* _Stated exercise_:
Copy out every line containing the word "potrebbe".

____

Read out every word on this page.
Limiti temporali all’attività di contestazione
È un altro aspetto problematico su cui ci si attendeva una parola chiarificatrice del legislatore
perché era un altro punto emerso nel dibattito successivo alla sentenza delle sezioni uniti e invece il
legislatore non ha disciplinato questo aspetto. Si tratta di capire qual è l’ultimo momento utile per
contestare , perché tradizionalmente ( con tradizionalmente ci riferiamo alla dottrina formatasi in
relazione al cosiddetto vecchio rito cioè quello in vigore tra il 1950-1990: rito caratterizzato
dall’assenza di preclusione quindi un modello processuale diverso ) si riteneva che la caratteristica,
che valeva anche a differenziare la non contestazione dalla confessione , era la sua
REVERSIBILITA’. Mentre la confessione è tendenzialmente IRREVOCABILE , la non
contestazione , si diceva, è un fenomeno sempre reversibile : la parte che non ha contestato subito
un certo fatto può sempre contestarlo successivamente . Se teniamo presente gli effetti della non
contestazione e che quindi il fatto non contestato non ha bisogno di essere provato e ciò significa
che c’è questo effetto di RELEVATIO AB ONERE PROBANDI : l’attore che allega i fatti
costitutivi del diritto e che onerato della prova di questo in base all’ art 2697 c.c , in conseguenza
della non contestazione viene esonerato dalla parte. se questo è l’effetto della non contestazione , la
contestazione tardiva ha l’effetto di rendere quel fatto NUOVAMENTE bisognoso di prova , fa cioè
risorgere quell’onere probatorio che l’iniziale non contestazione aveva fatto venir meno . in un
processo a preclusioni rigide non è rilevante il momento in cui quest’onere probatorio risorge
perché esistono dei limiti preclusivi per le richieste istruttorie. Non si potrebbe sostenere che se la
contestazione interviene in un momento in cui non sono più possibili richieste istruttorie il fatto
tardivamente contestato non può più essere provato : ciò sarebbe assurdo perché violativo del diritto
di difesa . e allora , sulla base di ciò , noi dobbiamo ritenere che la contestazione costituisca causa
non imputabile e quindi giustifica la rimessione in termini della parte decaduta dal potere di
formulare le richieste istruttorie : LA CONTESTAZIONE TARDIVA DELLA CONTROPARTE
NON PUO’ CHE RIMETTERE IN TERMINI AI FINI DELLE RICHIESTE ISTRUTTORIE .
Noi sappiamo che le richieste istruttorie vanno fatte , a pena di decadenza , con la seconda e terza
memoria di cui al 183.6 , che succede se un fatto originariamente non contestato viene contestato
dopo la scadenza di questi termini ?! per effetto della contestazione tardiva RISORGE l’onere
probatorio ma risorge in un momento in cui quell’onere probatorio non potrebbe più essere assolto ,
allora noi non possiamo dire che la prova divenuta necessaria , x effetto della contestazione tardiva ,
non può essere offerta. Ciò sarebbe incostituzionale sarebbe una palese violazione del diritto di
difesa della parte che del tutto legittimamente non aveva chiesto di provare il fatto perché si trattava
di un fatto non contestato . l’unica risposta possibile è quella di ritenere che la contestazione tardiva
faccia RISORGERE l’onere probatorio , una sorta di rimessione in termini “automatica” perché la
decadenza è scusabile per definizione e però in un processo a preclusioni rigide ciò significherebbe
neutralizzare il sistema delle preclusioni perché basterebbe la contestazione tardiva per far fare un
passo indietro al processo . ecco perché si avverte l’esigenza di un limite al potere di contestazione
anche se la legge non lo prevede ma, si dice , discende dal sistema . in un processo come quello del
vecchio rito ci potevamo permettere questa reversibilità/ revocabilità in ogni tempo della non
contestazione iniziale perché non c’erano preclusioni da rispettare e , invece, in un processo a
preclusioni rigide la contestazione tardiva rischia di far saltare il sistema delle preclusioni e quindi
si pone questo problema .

____

* _Finished exercise_:
perché esistono dei limiti preclusivi per le richieste istruttorie. Non si potrebbe sostenere che se la
probatorio ma risorge in un momento in cui quell’onere probatorio non potrebbe più essere assolto ,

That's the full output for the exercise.